__PROBLEM REQUIREMENTS__
For the data below, report the number of lines that contain the string "山道橡胶" and nothing else.

__SUPPLIED MATERIAL__
┄┄┄┄┄┄┄┄┄┄┄┄┄┄┄┄┄┄┄┄
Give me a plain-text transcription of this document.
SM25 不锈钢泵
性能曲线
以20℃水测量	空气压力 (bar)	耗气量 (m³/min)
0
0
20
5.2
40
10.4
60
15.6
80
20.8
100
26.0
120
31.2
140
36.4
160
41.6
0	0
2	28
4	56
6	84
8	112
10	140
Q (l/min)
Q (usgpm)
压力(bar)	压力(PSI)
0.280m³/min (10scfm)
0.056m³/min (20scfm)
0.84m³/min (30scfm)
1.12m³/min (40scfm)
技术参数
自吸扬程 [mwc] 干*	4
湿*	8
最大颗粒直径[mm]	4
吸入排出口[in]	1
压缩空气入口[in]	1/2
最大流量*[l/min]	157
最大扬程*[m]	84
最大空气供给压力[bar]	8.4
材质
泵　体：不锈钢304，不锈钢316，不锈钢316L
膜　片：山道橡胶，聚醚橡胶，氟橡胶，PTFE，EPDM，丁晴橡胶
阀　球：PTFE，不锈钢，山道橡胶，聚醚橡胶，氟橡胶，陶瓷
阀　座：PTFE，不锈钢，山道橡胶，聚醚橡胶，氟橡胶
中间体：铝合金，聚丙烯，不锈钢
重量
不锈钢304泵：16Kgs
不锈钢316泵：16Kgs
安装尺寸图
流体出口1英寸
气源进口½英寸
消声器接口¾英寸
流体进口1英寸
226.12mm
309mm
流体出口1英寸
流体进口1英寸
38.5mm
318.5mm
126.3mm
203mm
┄┄┄┄┄┄┄┄┄┄┄┄┄┄┄┄┄┄┄┄
__ANSWER FOR THIS EXERCISE__
3